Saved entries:
▶

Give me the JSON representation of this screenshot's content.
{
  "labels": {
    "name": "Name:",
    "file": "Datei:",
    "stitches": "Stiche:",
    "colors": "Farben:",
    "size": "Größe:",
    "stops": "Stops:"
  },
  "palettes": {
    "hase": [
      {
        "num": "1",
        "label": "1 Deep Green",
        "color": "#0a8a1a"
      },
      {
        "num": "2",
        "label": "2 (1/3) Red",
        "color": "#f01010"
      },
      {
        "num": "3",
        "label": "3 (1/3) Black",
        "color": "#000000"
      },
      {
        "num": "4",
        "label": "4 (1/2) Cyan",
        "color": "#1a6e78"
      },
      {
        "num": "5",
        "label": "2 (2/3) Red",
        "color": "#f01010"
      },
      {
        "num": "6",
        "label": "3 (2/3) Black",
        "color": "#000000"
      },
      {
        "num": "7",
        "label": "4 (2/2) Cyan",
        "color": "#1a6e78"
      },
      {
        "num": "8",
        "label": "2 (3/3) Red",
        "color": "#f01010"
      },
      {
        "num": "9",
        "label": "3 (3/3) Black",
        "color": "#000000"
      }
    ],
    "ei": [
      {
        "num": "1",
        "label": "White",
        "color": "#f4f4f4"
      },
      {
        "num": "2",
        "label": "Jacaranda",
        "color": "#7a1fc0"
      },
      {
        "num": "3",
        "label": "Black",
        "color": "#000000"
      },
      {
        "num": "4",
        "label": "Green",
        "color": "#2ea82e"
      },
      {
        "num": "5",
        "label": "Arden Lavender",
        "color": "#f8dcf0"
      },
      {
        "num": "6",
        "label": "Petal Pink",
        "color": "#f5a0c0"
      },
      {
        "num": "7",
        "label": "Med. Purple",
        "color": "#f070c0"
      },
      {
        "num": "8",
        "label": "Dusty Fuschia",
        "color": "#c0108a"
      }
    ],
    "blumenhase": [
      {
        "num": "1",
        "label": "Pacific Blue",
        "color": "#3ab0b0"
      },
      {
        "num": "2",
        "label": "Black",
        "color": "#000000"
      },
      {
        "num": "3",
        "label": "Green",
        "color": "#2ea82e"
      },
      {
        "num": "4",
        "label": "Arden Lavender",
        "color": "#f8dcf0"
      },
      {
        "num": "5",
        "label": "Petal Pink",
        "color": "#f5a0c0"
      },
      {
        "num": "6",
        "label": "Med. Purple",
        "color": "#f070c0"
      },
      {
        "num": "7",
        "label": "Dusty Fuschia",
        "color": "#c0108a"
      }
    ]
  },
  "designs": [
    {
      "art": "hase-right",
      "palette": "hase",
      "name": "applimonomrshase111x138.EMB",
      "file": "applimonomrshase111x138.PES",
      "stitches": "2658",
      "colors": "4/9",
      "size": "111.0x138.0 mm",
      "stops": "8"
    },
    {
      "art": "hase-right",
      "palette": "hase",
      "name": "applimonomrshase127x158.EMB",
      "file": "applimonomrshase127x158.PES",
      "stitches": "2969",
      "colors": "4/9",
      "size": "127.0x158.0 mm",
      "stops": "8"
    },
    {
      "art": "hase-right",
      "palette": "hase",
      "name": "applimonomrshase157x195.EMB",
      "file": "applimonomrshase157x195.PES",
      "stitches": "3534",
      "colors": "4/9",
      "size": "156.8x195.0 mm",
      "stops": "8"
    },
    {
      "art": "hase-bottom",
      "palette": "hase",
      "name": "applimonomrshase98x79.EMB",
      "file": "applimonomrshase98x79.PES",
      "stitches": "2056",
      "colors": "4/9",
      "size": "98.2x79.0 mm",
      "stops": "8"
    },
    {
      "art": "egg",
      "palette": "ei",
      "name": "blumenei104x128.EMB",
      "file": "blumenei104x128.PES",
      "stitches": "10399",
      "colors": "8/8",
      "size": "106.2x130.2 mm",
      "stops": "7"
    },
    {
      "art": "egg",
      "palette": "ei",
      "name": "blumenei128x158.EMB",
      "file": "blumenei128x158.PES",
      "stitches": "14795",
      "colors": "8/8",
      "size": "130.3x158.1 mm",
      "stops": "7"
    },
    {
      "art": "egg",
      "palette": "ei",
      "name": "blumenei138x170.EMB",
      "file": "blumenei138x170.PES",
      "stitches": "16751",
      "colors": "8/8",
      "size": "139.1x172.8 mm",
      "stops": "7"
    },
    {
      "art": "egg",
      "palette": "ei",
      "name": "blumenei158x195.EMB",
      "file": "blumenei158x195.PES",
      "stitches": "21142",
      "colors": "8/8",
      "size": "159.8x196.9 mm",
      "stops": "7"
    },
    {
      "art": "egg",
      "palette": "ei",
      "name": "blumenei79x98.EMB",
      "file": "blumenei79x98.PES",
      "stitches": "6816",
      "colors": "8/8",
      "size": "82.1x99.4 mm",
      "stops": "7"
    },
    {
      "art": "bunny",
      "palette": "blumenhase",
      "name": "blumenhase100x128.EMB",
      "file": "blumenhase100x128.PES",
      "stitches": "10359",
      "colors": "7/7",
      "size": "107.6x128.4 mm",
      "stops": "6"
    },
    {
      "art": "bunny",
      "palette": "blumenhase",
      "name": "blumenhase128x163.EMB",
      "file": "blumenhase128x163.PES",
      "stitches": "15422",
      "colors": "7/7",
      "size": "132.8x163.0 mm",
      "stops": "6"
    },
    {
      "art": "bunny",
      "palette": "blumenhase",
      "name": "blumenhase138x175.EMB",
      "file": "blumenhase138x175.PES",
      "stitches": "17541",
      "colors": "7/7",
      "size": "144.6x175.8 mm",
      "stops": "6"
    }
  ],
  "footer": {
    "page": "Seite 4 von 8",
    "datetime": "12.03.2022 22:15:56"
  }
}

◀

#### WORK TO BE COMPLETED:
Every line of the material must be returned exactly as it appears.

#### FULL SOLUTION:
Give me the JSON representation of this screenshot's content.
{
  "labels": {
    "name": "Name:",
    "file": "Datei:",
    "stitches": "Stiche:",
    "colors": "Farben:",
    "size": "Größe:",
    "stops": "Stops:"
  },
  "palettes": {
    "hase": [
      {
        "num": "1",
        "label": "1 Deep Green",
        "color": "#0a8a1a"
      },
      {
        "num": "2",
        "label": "2 (1/3) Red",
        "color": "#f01010"
      },
      {
        "num": "3",
        "label": "3 (1/3) Black",
        "color": "#000000"
      },
      {
        "num": "4",
        "label": "4 (1/2) Cyan",
        "color": "#1a6e78"
      },
      {
        "num": "5",
        "label": "2 (2/3) Red",
        "color": "#f01010"
      },
      {
        "num": "6",
        "label": "3 (2/3) Black",
        "color": "#000000"
      },
      {
        "num": "7",
        "label": "4 (2/2) Cyan",
        "color": "#1a6e78"
      },
      {
        "num": "8",
        "label": "2 (3/3) Red",
        "color": "#f01010"
      },
      {
        "num": "9",
        "label": "3 (3/3) Black",
        "color": "#000000"
      }
    ],
    "ei": [
      {
        "num": "1",
        "label": "White",
        "color": "#f4f4f4"
      },
      {
        "num": "2",
        "label": "Jacaranda",
        "color": "#7a1fc0"
      },
      {
        "num": "3",
        "label": "Black",
        "color": "#000000"
      },
      {
        "num": "4",
        "label": "Green",
        "color": "#2ea82e"
      },
      {
        "num": "5",
        "label": "Arden Lavender",
        "color": "#f8dcf0"
      },
      {
        "num": "6",
        "label": "Petal Pink",
        "color": "#f5a0c0"
      },
      {
        "num": "7",
        "label": "Med. Purple",
        "color": "#f070c0"
      },
      {
        "num": "8",
        "label": "Dusty Fuschia",
        "color": "#c0108a"
      }
    ],
    "blumenhase": [
      {
        "num": "1",
        "label": "Pacific Blue",
        "color": "#3ab0b0"
      },
      {
        "num": "2",
        "label": "Black",
        "color": "#000000"
      },
      {
        "num": "3",
        "label": "Green",
        "color": "#2ea82e"
      },
      {
        "num": "4",
        "label": "Arden Lavender",
        "color": "#f8dcf0"
      },
      {
        "num": "5",
        "label": "Petal Pink",
        "color": "#f5a0c0"
      },
      {
        "num": "6",
        "label": "Med. Purple",
        "color": "#f070c0"
      },
      {
        "num": "7",
        "label": "Dusty Fuschia",
        "color": "#c0108a"
      }
    ]
  },
  "designs": [
    {
      "art": "hase-right",
      "palette": "hase",
      "name": "applimonomrshase111x138.EMB",
      "file": "applimonomrshase111x138.PES",
      "stitches": "2658",
      "colors": "4/9",
      "size": "111.0x138.0 mm",
      "stops": "8"
    },
    {
      "art": "hase-right",
      "palette": "hase",
      "name": "applimonomrshase127x158.EMB",
      "file": "applimonomrshase127x158.PES",
      "stitches": "2969",
      "colors": "4/9",
      "size": "127.0x158.0 mm",
      "stops": "8"
    },
    {
      "art": "hase-right",
      "palette": "hase",
      "name": "applimonomrshase157x195.EMB",
      "file": "applimonomrshase157x195.PES",
      "stitches": "3534",
      "colors": "4/9",
      "size": "156.8x195.0 mm",
      "stops": "8"
    },
    {
      "art": "hase-bottom",
      "palette": "hase",
      "name": "applimonomrshase98x79.EMB",
      "file": "applimonomrshase98x79.PES",
      "stitches": "2056",
      "colors": "4/9",
      "size": "98.2x79.0 mm",
      "stops": "8"
    },
    {
      "art": "egg",
      "palette": "ei",
      "name": "blumenei104x128.EMB",
      "file": "blumenei104x128.PES",
      "stitches": "10399",
      "colors": "8/8",
      "size": "106.2x130.2 mm",
      "stops": "7"
    },
    {
      "art": "egg",
      "palette": "ei",
      "name": "blumenei128x158.EMB",
      "file": "blumenei128x158.PES",
      "stitches": "14795",
      "colors": "8/8",
      "size": "130.3x158.1 mm",
      "stops": "7"
    },
    {
      "art": "egg",
      "palette": "ei",
      "name": "blumenei138x170.EMB",
      "file": "blumenei138x170.PES",
      "stitches": "16751",
      "colors": "8/8",
      "size": "139.1x172.8 mm",
      "stops": "7"
    },
    {
      "art": "egg",
      "palette": "ei",
      "name": "blumenei158x195.EMB",
      "file": "blumenei158x195.PES",
      "stitches": "21142",
      "colors": "8/8",
      "size": "159.8x196.9 mm",
      "stops": "7"
    },
    {
      "art": "egg",
      "palette": "ei",
      "name": "blumenei79x98.EMB",
      "file": "blumenei79x98.PES",
      "stitches": "6816",
      "colors": "8/8",
      "size": "82.1x99.4 mm",
      "stops": "7"
    },
    {
      "art": "bunny",
      "palette": "blumenhase",
      "name": "blumenhase100x128.EMB",
      "file": "blumenhase100x128.PES",
      "stitches": "10359",
      "colors": "7/7",
      "size": "107.6x128.4 mm",
      "stops": "6"
    },
    {
      "art": "bunny",
      "palette": "blumenhase",
      "name": "blumenhase128x163.EMB",
      "file": "blumenhase128x163.PES",
      "stitches": "15422",
      "colors": "7/7",
      "size": "132.8x163.0 mm",
      "stops": "6"
    },
    {
      "art": "bunny",
      "palette": "blumenhase",
      "name": "blumenhase138x175.EMB",
      "file": "blumenhase138x175.PES",
      "stitches": "17541",
      "colors": "7/7",
      "size": "144.6x175.8 mm",
      "stops": "6"
    }
  ],
  "footer": {
    "page": "Seite 4 von 8",
    "datetime": "12.03.2022 22:15:56"
  }
}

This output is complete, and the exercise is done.